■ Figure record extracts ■

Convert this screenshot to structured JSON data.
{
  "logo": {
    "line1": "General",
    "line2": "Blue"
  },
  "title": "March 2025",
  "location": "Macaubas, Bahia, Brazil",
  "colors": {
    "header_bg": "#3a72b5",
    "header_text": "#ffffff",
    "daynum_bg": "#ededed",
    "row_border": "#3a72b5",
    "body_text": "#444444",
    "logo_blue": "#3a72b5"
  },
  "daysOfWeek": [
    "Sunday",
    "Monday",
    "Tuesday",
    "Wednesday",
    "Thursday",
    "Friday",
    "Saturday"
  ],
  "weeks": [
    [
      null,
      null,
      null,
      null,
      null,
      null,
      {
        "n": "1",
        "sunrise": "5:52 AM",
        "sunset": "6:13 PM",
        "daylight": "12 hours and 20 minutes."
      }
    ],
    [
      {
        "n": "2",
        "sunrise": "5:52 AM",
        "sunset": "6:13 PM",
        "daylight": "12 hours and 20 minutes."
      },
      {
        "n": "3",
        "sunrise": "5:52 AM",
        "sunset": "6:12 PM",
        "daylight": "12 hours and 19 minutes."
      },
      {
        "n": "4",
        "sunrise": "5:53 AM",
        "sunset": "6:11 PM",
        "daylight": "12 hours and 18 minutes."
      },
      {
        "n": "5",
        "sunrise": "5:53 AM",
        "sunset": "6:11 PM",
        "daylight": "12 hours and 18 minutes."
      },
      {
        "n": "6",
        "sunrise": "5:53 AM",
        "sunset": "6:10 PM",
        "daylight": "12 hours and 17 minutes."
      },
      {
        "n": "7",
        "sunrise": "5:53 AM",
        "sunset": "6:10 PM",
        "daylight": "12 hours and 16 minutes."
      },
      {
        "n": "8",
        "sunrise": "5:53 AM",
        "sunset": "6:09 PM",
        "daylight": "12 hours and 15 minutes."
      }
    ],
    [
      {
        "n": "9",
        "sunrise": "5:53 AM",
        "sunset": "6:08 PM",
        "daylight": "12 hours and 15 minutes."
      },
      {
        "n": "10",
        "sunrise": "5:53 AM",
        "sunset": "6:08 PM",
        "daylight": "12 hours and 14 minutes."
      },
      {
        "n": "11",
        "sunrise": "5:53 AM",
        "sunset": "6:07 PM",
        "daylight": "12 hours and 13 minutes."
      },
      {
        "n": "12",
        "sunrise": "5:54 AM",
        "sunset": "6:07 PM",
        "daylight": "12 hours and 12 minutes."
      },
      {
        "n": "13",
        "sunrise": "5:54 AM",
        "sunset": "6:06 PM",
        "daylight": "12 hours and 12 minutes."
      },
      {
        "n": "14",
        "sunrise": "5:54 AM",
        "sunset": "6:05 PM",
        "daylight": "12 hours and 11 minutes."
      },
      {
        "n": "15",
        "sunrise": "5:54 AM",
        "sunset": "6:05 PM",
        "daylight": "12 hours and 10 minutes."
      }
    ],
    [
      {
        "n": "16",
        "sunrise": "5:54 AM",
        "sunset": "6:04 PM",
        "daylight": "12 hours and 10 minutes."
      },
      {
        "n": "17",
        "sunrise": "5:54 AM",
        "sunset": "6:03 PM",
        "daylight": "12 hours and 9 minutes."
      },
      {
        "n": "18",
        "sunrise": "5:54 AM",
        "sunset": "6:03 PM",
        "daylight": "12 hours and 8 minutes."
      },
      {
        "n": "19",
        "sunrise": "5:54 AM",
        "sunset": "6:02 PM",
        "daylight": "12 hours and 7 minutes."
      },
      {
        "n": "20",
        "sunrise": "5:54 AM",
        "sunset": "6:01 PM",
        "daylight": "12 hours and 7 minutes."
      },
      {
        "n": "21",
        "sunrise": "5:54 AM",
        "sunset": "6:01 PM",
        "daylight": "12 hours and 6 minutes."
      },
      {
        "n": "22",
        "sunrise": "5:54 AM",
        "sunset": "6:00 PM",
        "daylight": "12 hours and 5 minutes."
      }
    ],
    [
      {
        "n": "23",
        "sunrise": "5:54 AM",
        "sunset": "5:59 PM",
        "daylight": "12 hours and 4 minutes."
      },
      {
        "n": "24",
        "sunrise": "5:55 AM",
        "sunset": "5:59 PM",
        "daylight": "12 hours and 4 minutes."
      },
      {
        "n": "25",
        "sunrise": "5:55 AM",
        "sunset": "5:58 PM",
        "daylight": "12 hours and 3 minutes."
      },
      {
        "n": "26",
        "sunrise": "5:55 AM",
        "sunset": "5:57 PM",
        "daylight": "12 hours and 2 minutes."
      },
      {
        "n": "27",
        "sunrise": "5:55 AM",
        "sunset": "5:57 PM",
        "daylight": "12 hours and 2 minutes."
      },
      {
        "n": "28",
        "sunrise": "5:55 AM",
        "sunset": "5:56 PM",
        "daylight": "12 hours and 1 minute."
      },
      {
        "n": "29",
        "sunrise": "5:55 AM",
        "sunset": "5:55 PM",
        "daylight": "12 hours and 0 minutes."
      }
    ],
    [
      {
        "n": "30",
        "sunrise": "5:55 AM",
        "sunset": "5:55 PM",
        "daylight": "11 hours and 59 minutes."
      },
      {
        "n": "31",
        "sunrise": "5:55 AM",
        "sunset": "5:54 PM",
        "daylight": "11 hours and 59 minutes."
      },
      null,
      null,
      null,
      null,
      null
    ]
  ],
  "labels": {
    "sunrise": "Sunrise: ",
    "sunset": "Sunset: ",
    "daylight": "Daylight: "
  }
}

■ WHAT IS NEEDED ■
Set down every line of the listing above again, exactly as given.

■ EXERCISE RESULT ■
Convert this screenshot to structured JSON data.
{
  "logo": {
    "line1": "General",
    "line2": "Blue"
  },
  "title": "March 2025",
  "location": "Macaubas, Bahia, Brazil",
  "colors": {
    "header_bg": "#3a72b5",
    "header_text": "#ffffff",
    "daynum_bg": "#ededed",
    "row_border": "#3a72b5",
    "body_text": "#444444",
    "logo_blue": "#3a72b5"
  },
  "daysOfWeek": [
    "Sunday",
    "Monday",
    "Tuesday",
    "Wednesday",
    "Thursday",
    "Friday",
    "Saturday"
  ],
  "weeks": [
    [
      null,
      null,
      null,
      null,
      null,
      null,
      {
        "n": "1",
        "sunrise": "5:52 AM",
        "sunset": "6:13 PM",
        "daylight": "12 hours and 20 minutes."
      }
    ],
    [
      {
        "n": "2",
        "sunrise": "5:52 AM",
        "sunset": "6:13 PM",
        "daylight": "12 hours and 20 minutes."
      },
      {
        "n": "3",
        "sunrise": "5:52 AM",
        "sunset": "6:12 PM",
        "daylight": "12 hours and 19 minutes."
      },
      {
        "n": "4",
        "sunrise": "5:53 AM",
        "sunset": "6:11 PM",
        "daylight": "12 hours and 18 minutes."
      },
      {
        "n": "5",
        "sunrise": "5:53 AM",
        "sunset": "6:11 PM",
        "daylight": "12 hours and 18 minutes."
      },
      {
        "n": "6",
        "sunrise": "5:53 AM",
        "sunset": "6:10 PM",
        "daylight": "12 hours and 17 minutes."
      },
      {
        "n": "7",
        "sunrise": "5:53 AM",
        "sunset": "6:10 PM",
        "daylight": "12 hours and 16 minutes."
      },
      {
        "n": "8",
        "sunrise": "5:53 AM",
        "sunset": "6:09 PM",
        "daylight": "12 hours and 15 minutes."
      }
    ],
    [
      {
        "n": "9",
        "sunrise": "5:53 AM",
        "sunset": "6:08 PM",
        "daylight": "12 hours and 15 minutes."
      },
      {
        "n": "10",
        "sunrise": "5:53 AM",
        "sunset": "6:08 PM",
        "daylight": "12 hours and 14 minutes."
      },
      {
        "n": "11",
        "sunrise": "5:53 AM",
        "sunset": "6:07 PM",
        "daylight": "12 hours and 13 minutes."
      },
      {
        "n": "12",
        "sunrise": "5:54 AM",
        "sunset": "6:07 PM",
        "daylight": "12 hours and 12 minutes."
      },
      {
        "n": "13",
        "sunrise": "5:54 AM",
        "sunset": "6:06 PM",
        "daylight": "12 hours and 12 minutes."
      },
      {
        "n": "14",
        "sunrise": "5:54 AM",
        "sunset": "6:05 PM",
        "daylight": "12 hours and 11 minutes."
      },
      {
        "n": "15",
        "sunrise": "5:54 AM",
        "sunset": "6:05 PM",
        "daylight": "12 hours and 10 minutes."
      }
    ],
    [
      {
        "n": "16",
        "sunrise": "5:54 AM",
        "sunset": "6:04 PM",
        "daylight": "12 hours and 10 minutes."
      },
      {
        "n": "17",
        "sunrise": "5:54 AM",
        "sunset": "6:03 PM",
        "daylight": "12 hours and 9 minutes."
      },
      {
        "n": "18",
        "sunrise": "5:54 AM",
        "sunset": "6:03 PM",
        "daylight": "12 hours and 8 minutes."
      },
      {
        "n": "19",
        "sunrise": "5:54 AM",
        "sunset": "6:02 PM",
        "daylight": "12 hours and 7 minutes."
      },
      {
        "n": "20",
        "sunrise": "5:54 AM",
        "sunset": "6:01 PM",
        "daylight": "12 hours and 7 minutes."
      },
      {
        "n": "21",
        "sunrise": "5:54 AM",
        "sunset": "6:01 PM",
        "daylight": "12 hours and 6 minutes."
      },
      {
        "n": "22",
        "sunrise": "5:54 AM",
        "sunset": "6:00 PM",
        "daylight": "12 hours and 5 minutes."
      }
    ],
    [
      {
        "n": "23",
        "sunrise": "5:54 AM",
        "sunset": "5:59 PM",
        "daylight": "12 hours and 4 minutes."
      },
      {
        "n": "24",
        "sunrise": "5:55 AM",
        "sunset": "5:59 PM",
        "daylight": "12 hours and 4 minutes."
      },
      {
        "n": "25",
        "sunrise": "5:55 AM",
        "sunset": "5:58 PM",
        "daylight": "12 hours and 3 minutes."
      },
      {
        "n": "26",
        "sunrise": "5:55 AM",
        "sunset": "5:57 PM",
        "daylight": "12 hours and 2 minutes."
      },
      {
        "n": "27",
        "sunrise": "5:55 AM",
        "sunset": "5:57 PM",
        "daylight": "12 hours and 2 minutes."
      },
      {
        "n": "28",
        "sunrise": "5:55 AM",
        "sunset": "5:56 PM",
        "daylight": "12 hours and 1 minute."
      },
      {
        "n": "29",
        "sunrise": "5:55 AM",
        "sunset": "5:55 PM",
        "daylight": "12 hours and 0 minutes."
      }
    ],
    [
      {
        "n": "30",
        "sunrise": "5:55 AM",
        "sunset": "5:55 PM",
        "daylight": "11 hours and 59 minutes."
      },
      {
        "n": "31",
        "sunrise": "5:55 AM",
        "sunset": "5:54 PM",
        "daylight": "11 hours and 59 minutes."
      },
      null,
      null,
      null,
      null,
      null
    ]
  ],
  "labels": {
    "sunrise": "Sunrise: ",
    "sunset": "Sunset: ",
    "daylight": "Daylight: "
  }
}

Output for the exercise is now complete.